▸ Exercise
In the material below, find every line with "this" and pull it out.

--- BEGIN The data ---

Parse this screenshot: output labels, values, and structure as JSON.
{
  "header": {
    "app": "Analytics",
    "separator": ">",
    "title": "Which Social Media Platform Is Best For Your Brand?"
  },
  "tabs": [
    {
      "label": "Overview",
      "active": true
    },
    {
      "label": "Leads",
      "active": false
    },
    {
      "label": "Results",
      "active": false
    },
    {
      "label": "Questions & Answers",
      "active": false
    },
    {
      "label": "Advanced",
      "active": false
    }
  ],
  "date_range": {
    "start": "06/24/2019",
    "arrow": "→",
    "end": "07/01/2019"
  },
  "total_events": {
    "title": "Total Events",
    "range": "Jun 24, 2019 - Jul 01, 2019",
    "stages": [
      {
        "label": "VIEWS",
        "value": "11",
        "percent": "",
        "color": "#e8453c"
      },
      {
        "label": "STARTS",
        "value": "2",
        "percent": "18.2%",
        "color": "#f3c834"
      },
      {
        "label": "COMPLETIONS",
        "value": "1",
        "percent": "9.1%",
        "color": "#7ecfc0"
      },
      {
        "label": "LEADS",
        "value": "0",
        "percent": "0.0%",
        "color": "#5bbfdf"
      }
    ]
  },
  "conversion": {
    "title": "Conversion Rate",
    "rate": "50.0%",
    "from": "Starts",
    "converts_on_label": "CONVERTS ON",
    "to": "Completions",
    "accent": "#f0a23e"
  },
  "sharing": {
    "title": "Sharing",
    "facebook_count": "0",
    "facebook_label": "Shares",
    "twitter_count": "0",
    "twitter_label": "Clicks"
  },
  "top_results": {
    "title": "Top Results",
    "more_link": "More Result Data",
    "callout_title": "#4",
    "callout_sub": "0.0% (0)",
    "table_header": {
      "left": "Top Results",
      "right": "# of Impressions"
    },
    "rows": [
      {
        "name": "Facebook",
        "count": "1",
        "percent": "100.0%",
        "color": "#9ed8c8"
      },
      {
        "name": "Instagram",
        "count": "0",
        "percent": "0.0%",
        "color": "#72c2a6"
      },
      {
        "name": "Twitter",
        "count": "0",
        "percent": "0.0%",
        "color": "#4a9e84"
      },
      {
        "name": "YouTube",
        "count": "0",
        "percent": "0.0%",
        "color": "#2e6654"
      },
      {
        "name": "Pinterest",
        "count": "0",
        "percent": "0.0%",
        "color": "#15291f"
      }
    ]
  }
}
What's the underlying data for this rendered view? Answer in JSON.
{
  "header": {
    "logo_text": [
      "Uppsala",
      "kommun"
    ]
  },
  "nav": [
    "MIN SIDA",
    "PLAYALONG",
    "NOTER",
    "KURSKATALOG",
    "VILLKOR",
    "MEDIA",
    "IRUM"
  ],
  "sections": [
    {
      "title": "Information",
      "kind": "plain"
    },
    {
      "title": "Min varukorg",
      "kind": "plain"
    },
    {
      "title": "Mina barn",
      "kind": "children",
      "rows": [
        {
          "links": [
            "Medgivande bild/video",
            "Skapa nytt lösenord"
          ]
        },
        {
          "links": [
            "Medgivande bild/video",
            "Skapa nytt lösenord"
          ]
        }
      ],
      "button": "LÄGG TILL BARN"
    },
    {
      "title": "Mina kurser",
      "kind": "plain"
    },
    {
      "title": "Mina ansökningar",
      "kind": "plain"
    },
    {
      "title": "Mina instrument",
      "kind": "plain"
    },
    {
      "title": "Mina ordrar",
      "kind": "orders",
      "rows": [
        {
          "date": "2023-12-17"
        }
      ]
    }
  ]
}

--- END The data ---

▸ Response
Parse this screenshot: output labels, values, and structure as JSON.
What's the underlying data for this rendered view? Answer in JSON.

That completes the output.